**Instructions to follow**
Copy out every line from the start of the rows down to the line that contains "table-row: ПЛАТНЫЙ проезд", both ends included, with no changes to any of them.

[Stored data entries]
--------

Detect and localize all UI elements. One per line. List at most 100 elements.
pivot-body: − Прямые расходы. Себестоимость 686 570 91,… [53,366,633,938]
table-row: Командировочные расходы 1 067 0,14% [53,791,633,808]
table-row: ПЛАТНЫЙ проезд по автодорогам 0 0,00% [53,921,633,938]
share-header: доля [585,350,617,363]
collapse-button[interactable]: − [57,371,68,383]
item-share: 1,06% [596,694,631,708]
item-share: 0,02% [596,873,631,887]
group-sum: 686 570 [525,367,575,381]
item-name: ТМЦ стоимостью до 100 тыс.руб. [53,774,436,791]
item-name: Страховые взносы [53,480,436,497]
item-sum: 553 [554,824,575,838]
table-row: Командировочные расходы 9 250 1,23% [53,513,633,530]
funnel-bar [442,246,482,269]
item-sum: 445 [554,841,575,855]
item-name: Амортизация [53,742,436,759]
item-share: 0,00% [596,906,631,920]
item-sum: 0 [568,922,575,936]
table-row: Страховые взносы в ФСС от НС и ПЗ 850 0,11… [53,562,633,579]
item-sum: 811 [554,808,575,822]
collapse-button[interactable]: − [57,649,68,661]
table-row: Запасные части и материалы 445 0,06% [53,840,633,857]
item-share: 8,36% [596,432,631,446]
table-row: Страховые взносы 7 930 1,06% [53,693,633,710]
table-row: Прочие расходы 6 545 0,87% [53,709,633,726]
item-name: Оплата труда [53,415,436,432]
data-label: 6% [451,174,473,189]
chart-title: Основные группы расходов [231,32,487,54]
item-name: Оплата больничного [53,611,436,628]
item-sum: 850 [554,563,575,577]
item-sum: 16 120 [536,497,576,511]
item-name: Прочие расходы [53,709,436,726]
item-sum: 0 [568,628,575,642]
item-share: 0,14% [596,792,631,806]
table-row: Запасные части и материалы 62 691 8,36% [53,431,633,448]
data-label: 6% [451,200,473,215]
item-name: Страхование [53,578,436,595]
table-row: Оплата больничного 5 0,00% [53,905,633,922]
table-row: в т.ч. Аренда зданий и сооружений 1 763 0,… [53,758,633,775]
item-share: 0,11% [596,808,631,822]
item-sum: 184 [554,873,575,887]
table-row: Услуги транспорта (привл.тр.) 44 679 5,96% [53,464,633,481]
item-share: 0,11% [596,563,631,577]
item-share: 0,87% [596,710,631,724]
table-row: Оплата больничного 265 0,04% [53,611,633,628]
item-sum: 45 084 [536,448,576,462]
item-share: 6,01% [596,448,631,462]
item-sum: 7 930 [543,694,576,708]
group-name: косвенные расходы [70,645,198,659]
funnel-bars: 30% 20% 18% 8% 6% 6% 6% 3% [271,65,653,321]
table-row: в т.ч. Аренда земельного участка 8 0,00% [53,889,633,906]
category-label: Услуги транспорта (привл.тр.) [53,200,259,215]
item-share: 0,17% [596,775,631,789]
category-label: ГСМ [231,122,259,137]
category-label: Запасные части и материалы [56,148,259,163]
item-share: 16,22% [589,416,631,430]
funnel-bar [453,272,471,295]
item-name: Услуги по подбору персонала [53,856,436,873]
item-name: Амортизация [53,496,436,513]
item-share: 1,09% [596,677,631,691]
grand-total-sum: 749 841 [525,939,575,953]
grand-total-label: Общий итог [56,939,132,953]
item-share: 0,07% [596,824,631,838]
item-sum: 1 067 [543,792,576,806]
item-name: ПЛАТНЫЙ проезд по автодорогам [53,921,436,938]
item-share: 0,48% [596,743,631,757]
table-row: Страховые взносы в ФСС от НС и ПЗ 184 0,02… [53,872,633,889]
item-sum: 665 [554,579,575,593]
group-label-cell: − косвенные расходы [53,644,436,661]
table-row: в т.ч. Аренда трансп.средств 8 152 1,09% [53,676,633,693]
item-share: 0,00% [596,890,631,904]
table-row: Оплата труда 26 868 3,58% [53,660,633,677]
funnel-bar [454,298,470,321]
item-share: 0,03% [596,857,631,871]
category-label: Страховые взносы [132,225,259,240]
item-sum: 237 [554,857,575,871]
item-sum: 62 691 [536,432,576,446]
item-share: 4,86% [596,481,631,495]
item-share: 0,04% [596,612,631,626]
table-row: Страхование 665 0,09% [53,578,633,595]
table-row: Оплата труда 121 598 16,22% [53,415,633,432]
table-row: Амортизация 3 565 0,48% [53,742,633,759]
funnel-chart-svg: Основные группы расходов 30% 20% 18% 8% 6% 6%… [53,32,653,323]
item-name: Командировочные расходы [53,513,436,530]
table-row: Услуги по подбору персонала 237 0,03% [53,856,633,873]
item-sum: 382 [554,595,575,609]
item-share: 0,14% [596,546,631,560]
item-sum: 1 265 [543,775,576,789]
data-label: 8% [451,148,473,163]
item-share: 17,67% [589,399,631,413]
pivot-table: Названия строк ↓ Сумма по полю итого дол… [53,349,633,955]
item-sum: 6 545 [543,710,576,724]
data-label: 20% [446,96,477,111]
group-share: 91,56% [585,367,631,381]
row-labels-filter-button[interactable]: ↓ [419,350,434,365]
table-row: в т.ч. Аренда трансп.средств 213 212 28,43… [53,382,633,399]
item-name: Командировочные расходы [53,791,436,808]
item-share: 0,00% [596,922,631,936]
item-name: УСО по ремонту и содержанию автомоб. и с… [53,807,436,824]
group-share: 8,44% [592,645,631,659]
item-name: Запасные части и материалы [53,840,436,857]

--------

**Response for this exercise**
Detect and localize all UI elements. One per line. List at most 100 elements.
pivot-body: − Прямые расходы. Себестоимость 686 570 91,… [53,366,633,938]
table-row: Командировочные расходы 1 067 0,14% [53,791,633,808]
table-row: ПЛАТНЫЙ проезд по автодорогам 0 0,00% [53,921,633,938]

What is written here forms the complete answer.